Nothing before the line containing "Transcribe this image's" belongs in the answer; quote that line and all lines after it through the end of the material, word for word.

— BEGIN —

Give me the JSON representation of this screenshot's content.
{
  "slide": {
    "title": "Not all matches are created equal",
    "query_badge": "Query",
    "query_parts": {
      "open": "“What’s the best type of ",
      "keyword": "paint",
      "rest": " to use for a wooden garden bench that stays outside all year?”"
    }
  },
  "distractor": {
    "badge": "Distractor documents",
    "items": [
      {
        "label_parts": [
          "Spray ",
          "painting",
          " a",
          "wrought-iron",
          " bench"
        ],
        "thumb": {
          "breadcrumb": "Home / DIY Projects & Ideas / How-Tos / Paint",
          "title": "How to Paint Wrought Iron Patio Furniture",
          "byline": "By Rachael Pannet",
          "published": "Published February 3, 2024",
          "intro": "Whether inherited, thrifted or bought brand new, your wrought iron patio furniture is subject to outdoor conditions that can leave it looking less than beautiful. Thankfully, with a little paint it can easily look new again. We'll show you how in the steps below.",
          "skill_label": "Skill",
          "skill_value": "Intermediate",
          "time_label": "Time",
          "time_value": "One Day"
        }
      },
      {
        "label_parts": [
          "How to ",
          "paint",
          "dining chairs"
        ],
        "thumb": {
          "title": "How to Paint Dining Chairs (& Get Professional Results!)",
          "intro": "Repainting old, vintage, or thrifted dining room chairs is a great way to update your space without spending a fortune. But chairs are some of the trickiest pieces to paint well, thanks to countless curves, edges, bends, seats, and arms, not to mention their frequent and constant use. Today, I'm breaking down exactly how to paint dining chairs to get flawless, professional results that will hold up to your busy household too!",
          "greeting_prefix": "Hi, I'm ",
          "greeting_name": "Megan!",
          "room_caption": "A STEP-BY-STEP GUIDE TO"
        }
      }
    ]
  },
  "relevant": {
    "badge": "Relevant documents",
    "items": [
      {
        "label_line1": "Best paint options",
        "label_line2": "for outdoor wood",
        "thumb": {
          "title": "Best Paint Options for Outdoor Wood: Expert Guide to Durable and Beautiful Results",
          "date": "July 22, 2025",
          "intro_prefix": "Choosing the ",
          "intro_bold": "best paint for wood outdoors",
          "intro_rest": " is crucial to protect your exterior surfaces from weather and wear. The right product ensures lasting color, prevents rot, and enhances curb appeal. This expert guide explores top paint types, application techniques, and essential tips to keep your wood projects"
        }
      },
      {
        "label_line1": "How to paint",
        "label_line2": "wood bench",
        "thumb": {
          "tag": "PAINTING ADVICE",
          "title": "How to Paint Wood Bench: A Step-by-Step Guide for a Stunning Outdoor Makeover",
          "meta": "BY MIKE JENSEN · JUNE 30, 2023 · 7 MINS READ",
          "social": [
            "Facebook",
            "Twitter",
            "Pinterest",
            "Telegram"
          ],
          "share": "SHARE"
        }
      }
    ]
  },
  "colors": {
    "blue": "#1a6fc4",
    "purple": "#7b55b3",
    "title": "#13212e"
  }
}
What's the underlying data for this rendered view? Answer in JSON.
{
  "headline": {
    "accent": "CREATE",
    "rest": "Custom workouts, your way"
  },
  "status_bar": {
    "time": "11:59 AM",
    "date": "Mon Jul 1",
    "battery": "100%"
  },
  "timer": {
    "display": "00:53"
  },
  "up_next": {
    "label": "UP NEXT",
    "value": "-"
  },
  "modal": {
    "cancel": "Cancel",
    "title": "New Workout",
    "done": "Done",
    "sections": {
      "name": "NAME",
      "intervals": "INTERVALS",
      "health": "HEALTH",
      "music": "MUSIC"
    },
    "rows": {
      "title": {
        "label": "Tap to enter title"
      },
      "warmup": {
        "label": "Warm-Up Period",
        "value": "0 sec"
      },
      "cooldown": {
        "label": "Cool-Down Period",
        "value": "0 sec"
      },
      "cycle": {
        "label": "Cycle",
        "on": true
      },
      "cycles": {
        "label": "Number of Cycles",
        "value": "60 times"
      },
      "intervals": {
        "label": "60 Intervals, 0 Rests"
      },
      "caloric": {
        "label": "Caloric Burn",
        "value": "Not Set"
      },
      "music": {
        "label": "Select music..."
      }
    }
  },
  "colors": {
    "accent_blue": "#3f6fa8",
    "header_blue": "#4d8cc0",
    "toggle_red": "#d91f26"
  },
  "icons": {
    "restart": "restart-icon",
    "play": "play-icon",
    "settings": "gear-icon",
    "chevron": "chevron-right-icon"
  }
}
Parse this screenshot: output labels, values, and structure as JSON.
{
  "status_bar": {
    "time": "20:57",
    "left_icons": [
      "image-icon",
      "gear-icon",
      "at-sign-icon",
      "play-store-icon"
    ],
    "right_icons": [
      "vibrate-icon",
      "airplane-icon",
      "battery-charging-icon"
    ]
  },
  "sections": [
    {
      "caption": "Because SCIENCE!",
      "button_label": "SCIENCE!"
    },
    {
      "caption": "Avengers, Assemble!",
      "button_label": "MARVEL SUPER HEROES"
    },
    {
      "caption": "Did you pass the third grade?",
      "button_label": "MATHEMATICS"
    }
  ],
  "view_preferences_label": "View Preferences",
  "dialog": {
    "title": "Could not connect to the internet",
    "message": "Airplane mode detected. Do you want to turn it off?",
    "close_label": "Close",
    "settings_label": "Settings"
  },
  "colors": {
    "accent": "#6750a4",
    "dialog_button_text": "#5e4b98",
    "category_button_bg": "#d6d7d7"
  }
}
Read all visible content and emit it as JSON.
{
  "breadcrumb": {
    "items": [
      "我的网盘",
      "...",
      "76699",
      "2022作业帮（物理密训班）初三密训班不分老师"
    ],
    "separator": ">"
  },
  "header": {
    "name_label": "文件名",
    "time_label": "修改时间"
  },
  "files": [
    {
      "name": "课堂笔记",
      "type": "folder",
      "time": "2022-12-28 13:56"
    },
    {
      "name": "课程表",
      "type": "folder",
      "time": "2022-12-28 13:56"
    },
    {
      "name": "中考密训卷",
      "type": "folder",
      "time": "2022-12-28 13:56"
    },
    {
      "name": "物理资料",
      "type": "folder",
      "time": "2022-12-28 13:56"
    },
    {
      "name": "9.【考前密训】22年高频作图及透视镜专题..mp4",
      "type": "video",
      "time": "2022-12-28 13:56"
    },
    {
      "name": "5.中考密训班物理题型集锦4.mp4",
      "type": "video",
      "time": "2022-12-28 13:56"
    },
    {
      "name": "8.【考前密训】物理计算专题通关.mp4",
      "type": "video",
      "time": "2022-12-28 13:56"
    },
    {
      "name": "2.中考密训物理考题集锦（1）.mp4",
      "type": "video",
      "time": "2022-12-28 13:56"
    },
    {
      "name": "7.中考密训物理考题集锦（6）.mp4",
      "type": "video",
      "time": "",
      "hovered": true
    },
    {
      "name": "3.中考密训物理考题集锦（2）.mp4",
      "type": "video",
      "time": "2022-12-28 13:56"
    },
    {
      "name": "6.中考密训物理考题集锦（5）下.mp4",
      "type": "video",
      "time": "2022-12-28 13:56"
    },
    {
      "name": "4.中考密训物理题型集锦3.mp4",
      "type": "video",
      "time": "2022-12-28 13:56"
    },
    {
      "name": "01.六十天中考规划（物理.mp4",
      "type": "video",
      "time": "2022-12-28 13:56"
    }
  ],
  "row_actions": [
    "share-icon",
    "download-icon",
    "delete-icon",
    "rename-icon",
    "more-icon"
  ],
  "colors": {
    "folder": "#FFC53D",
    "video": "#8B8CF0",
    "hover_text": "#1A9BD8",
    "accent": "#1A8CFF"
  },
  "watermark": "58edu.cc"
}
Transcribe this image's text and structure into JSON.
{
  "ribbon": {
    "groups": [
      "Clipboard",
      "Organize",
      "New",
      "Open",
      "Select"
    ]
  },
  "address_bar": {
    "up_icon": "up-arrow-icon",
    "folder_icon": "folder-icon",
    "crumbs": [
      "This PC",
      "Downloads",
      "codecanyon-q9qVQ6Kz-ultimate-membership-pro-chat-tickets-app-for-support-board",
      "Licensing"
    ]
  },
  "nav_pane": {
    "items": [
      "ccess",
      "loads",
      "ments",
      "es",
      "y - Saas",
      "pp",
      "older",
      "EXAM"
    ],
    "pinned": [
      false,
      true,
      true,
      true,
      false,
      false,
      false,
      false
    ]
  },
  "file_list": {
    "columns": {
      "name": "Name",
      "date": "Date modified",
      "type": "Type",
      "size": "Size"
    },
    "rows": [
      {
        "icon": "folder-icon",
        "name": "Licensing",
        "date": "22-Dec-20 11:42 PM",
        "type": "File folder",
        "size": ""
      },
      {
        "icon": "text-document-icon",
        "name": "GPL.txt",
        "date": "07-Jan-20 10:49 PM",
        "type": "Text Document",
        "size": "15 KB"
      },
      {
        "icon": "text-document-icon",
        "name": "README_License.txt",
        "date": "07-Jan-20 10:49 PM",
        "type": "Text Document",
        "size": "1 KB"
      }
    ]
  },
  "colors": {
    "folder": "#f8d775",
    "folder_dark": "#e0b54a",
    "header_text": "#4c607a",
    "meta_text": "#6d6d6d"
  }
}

— END —

> [Result]:
Transcribe this image's text and structure into JSON.
{
  "ribbon": {
    "groups": [
      "Clipboard",
      "Organize",
      "New",
      "Open",
      "Select"
    ]
  },
  "address_bar": {
    "up_icon": "up-arrow-icon",
    "folder_icon": "folder-icon",
    "crumbs": [
      "This PC",
      "Downloads",
      "codecanyon-q9qVQ6Kz-ultimate-membership-pro-chat-tickets-app-for-support-board",
      "Licensing"
    ]
  },
  "nav_pane": {
    "items": [
      "ccess",
      "loads",
      "ments",
      "es",
      "y - Saas",
      "pp",
      "older",
      "EXAM"
    ],
    "pinned": [
      false,
      true,
      true,
      true,
      false,
      false,
      false,
      false
    ]
  },
  "file_list": {
    "columns": {
      "name": "Name",
      "date": "Date modified",
      "type": "Type",
      "size": "Size"
    },
    "rows": [
      {
        "icon": "folder-icon",
        "name": "Licensing",
        "date": "22-Dec-20 11:42 PM",
        "type": "File folder",
        "size": ""
      },
      {
        "icon": "text-document-icon",
        "name": "GPL.txt",
        "date": "07-Jan-20 10:49 PM",
        "type": "Text Document",
        "size": "15 KB"
      },
      {
        "icon": "text-document-icon",
        "name": "README_License.txt",
        "date": "07-Jan-20 10:49 PM",
        "type": "Text Document",
        "size": "1 KB"
      }
    ]
  },
  "colors": {
    "folder": "#f8d775",
    "folder_dark": "#e0b54a",
    "header_text": "#4c607a",
    "meta_text": "#6d6d6d"
  }
}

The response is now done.